Required work: Look through the records that follow. Copy every line containing the word "type".
* BEGIN Input data *
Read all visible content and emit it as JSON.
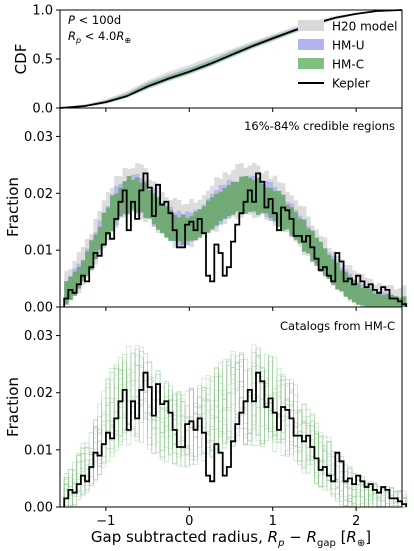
{
  "chart_data": [
    {
      "type": "line",
      "panel": "top",
      "ylabel": "CDF",
      "annotation_lines": [
        "P < 100d",
        "Rp < 4.0R⊕"
      ],
      "xlim": [
        -1.55,
        2.55
      ],
      "ylim": [
        0.0,
        1.0
      ],
      "yticks": [
        0.0,
        0.5,
        1.0
      ],
      "ytick_labels": [
        "0.0",
        "0.5",
        "1.0"
      ],
      "x_grid": [
        -1.55,
        -1.25,
        -1.0,
        -0.75,
        -0.5,
        -0.25,
        0.0,
        0.25,
        0.5,
        0.75,
        1.0,
        1.25,
        1.5,
        1.75,
        2.0,
        2.25,
        2.55
      ],
      "series": [
        {
          "name": "Kepler",
          "color": "#000000",
          "style": "line",
          "y": [
            0.0,
            0.02,
            0.06,
            0.12,
            0.22,
            0.3,
            0.37,
            0.45,
            0.54,
            0.63,
            0.71,
            0.79,
            0.86,
            0.92,
            0.96,
            0.99,
            1.0
          ]
        },
        {
          "name": "H20 model",
          "color": "#d9d9d9",
          "style": "band",
          "lower": [
            0.0,
            0.01,
            0.04,
            0.1,
            0.19,
            0.27,
            0.34,
            0.42,
            0.51,
            0.6,
            0.68,
            0.76,
            0.84,
            0.9,
            0.95,
            0.98,
            1.0
          ],
          "upper": [
            0.0,
            0.04,
            0.09,
            0.17,
            0.28,
            0.37,
            0.44,
            0.52,
            0.6,
            0.68,
            0.75,
            0.83,
            0.89,
            0.94,
            0.97,
            0.99,
            1.0
          ]
        },
        {
          "name": "HM-U",
          "color": "#b3b3f2",
          "style": "band",
          "lower": [
            0.0,
            0.015,
            0.05,
            0.11,
            0.2,
            0.28,
            0.35,
            0.43,
            0.52,
            0.61,
            0.69,
            0.77,
            0.85,
            0.91,
            0.955,
            0.985,
            1.0
          ],
          "upper": [
            0.0,
            0.03,
            0.08,
            0.15,
            0.26,
            0.34,
            0.41,
            0.49,
            0.58,
            0.66,
            0.74,
            0.81,
            0.88,
            0.93,
            0.97,
            0.99,
            1.0
          ]
        },
        {
          "name": "HM-C",
          "color": "#7fbf7f",
          "style": "band",
          "lower": [
            0.0,
            0.015,
            0.05,
            0.11,
            0.2,
            0.28,
            0.35,
            0.43,
            0.52,
            0.61,
            0.69,
            0.77,
            0.85,
            0.91,
            0.955,
            0.985,
            1.0
          ],
          "upper": [
            0.0,
            0.03,
            0.075,
            0.145,
            0.25,
            0.33,
            0.4,
            0.48,
            0.57,
            0.65,
            0.73,
            0.8,
            0.875,
            0.925,
            0.965,
            0.99,
            1.0
          ]
        }
      ],
      "legend": {
        "placement": "right",
        "entries": [
          "H20 model",
          "HM-U",
          "HM-C",
          "Kepler"
        ]
      }
    },
    {
      "type": "histogram",
      "panel": "middle",
      "ylabel": "Fraction",
      "annotation": "16%-84% credible regions",
      "xlim": [
        -1.55,
        2.55
      ],
      "ylim": [
        0.0,
        0.035
      ],
      "yticks": [
        0.0,
        0.01,
        0.02,
        0.03
      ],
      "ytick_labels": [
        "0.00",
        "0.01",
        "0.02",
        "0.03"
      ],
      "bin_start": -1.5,
      "bin_width": 0.05,
      "kepler": [
        0.0015,
        0.003,
        0.0025,
        0.004,
        0.0055,
        0.0045,
        0.007,
        0.0095,
        0.009,
        0.011,
        0.013,
        0.012,
        0.0155,
        0.0185,
        0.0205,
        0.0135,
        0.0185,
        0.0155,
        0.0205,
        0.0235,
        0.021,
        0.016,
        0.0215,
        0.018,
        0.0185,
        0.0165,
        0.0135,
        0.0105,
        0.0105,
        0.0145,
        0.015,
        0.0135,
        0.0155,
        0.013,
        0.0055,
        0.0045,
        0.011,
        0.0095,
        0.0055,
        0.007,
        0.0115,
        0.0145,
        0.0165,
        0.0185,
        0.0205,
        0.0185,
        0.0235,
        0.022,
        0.0175,
        0.019,
        0.0165,
        0.0135,
        0.0175,
        0.017,
        0.0155,
        0.0125,
        0.0125,
        0.0115,
        0.0125,
        0.0105,
        0.0085,
        0.0065,
        0.007,
        0.0055,
        0.0045,
        0.0095,
        0.008,
        0.0045,
        0.005,
        0.004,
        0.0055,
        0.0045,
        0.0035,
        0.004,
        0.003,
        0.0025,
        0.0035,
        0.003,
        0.0015,
        0.0015,
        0.001,
        0.0005
      ],
      "bands": [
        {
          "name": "H20 model",
          "color": "#d9d9d9"
        },
        {
          "name": "HM-U",
          "color": "#b3b3f2"
        },
        {
          "name": "HM-C",
          "color": "#6aa86a"
        }
      ],
      "band_envelope_note": "Shaded bands follow a bimodal envelope with peaks near -0.7 and 0.6 at about 0.018-0.021."
    },
    {
      "type": "histogram",
      "panel": "bottom",
      "ylabel": "Fraction",
      "xlabel": "Gap subtracted radius, Rp − Rgap [R⊕]",
      "annotation": "Catalogs from HM-C",
      "xlim": [
        -1.55,
        2.55
      ],
      "ylim": [
        0.0,
        0.035
      ],
      "yticks": [
        0.0,
        0.01,
        0.02,
        0.03
      ],
      "ytick_labels": [
        "0.00",
        "0.01",
        "0.02",
        "0.03"
      ],
      "xticks": [
        -1,
        0,
        1,
        2
      ],
      "xtick_labels": [
        "−1",
        "0",
        "1",
        "2"
      ],
      "catalog_color": "#7fbf7f",
      "kepler_color": "#000000"
    }
  ]
}
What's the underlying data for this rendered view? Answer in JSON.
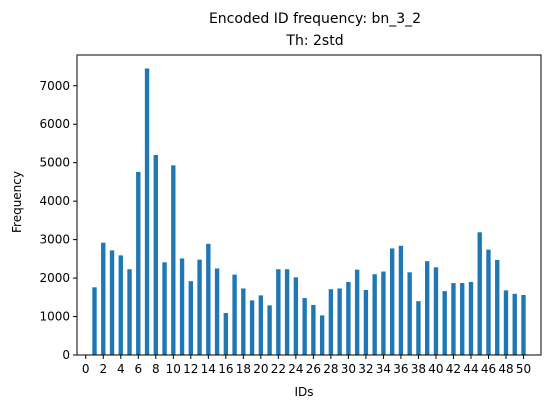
{
  "chart_data": {
    "type": "bar",
    "title": "Encoded ID frequency: bn_3_2",
    "subtitle": "Th: 2std",
    "xlabel": "IDs",
    "ylabel": "Frequency",
    "bar_color": "#1f77b4",
    "xlim": [
      -1,
      52
    ],
    "ylim": [
      0,
      7800
    ],
    "grid": false,
    "x_ticks": [
      0,
      2,
      4,
      6,
      8,
      10,
      12,
      14,
      16,
      18,
      20,
      22,
      24,
      26,
      28,
      30,
      32,
      34,
      36,
      38,
      40,
      42,
      44,
      46,
      48,
      50
    ],
    "y_ticks": [
      0,
      1000,
      2000,
      3000,
      4000,
      5000,
      6000,
      7000
    ],
    "categories": [
      1,
      2,
      3,
      4,
      5,
      6,
      7,
      8,
      9,
      10,
      11,
      12,
      13,
      14,
      15,
      16,
      17,
      18,
      19,
      20,
      21,
      22,
      23,
      24,
      25,
      26,
      27,
      28,
      29,
      30,
      31,
      32,
      33,
      34,
      35,
      36,
      37,
      38,
      39,
      40,
      41,
      42,
      43,
      44,
      45,
      46,
      47,
      48,
      49,
      50
    ],
    "values": [
      1760,
      2920,
      2720,
      2590,
      2230,
      4760,
      7450,
      5200,
      2410,
      4930,
      2510,
      1920,
      2480,
      2890,
      2250,
      1090,
      2090,
      1730,
      1420,
      1550,
      1290,
      2230,
      2230,
      2020,
      1480,
      1300,
      1030,
      1710,
      1730,
      1900,
      2220,
      1690,
      2100,
      2170,
      2770,
      2840,
      2150,
      1400,
      2440,
      2280,
      1660,
      1870,
      1870,
      1900,
      3190,
      2740,
      2470,
      1680,
      1590,
      1560
    ]
  }
}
* END Input data *
Answer to the problem:
      "type": "line",
      "type": "histogram",
      "type": "histogram",
    "type": "bar",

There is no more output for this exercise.